── Exercise material ──
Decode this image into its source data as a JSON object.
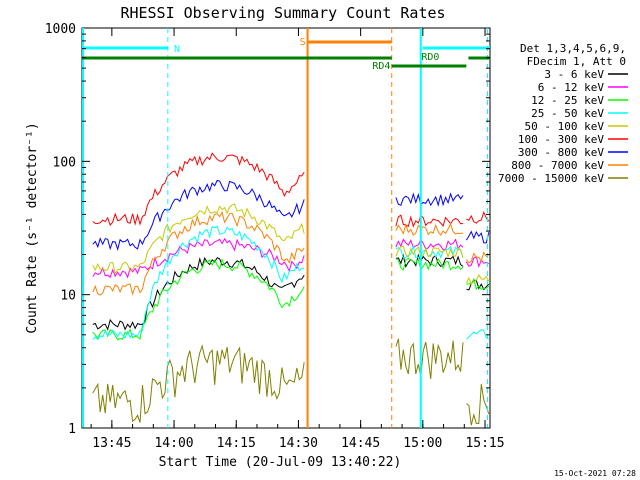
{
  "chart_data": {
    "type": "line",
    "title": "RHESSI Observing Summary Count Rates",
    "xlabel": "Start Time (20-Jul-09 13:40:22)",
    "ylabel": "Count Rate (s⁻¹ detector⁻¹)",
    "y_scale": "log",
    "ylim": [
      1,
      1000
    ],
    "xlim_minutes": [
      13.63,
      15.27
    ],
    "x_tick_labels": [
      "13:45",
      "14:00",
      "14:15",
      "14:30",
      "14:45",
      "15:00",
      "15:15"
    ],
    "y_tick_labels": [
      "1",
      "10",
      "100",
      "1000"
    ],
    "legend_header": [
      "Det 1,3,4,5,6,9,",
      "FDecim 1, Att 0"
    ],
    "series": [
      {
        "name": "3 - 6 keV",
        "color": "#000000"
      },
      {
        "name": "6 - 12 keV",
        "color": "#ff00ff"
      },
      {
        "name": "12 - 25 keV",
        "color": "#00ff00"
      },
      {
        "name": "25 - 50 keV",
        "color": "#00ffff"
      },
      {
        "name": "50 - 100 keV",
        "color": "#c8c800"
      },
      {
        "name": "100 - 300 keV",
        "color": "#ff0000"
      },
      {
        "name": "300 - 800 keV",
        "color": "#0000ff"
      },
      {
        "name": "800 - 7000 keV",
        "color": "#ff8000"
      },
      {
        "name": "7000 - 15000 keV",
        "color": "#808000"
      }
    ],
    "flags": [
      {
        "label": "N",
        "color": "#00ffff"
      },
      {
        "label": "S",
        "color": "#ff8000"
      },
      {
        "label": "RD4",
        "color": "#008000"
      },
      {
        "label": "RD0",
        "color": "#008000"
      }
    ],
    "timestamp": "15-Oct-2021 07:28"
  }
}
───
Stated exercise => Copy out each line word for word, please, skipping the images.

Result below =>
Decode this image into its source data as a JSON object.
{
  "chart_data": {
    "type": "line",
    "title": "RHESSI Observing Summary Count Rates",
    "xlabel": "Start Time (20-Jul-09 13:40:22)",
    "ylabel": "Count Rate (s⁻¹ detector⁻¹)",
    "y_scale": "log",
    "ylim": [
      1,
      1000
    ],
    "xlim_minutes": [
      13.63,
      15.27
    ],
    "x_tick_labels": [
      "13:45",
      "14:00",
      "14:15",
      "14:30",
      "14:45",
      "15:00",
      "15:15"
    ],
    "y_tick_labels": [
      "1",
      "10",
      "100",
      "1000"
    ],
    "legend_header": [
      "Det 1,3,4,5,6,9,",
      "FDecim 1, Att 0"
    ],
    "series": [
      {
        "name": "3 - 6 keV",
        "color": "#000000"
      },
      {
        "name": "6 - 12 keV",
        "color": "#ff00ff"
      },
      {
        "name": "12 - 25 keV",
        "color": "#00ff00"
      },
      {
        "name": "25 - 50 keV",
        "color": "#00ffff"
      },
      {
        "name": "50 - 100 keV",
        "color": "#c8c800"
      },
      {
        "name": "100 - 300 keV",
        "color": "#ff0000"
      },
      {
        "name": "300 - 800 keV",
        "color": "#0000ff"
      },
      {
        "name": "800 - 7000 keV",
        "color": "#ff8000"
      },
      {
        "name": "7000 - 15000 keV",
        "color": "#808000"
      }
    ],
    "flags": [
      {
        "label": "N",
        "color": "#00ffff"
      },
      {
        "label": "S",
        "color": "#ff8000"
      },
      {
        "label": "RD4",
        "color": "#008000"
      },
      {
        "label": "RD0",
        "color": "#008000"
      }
    ],
    "timestamp": "15-Oct-2021 07:28"
  }
}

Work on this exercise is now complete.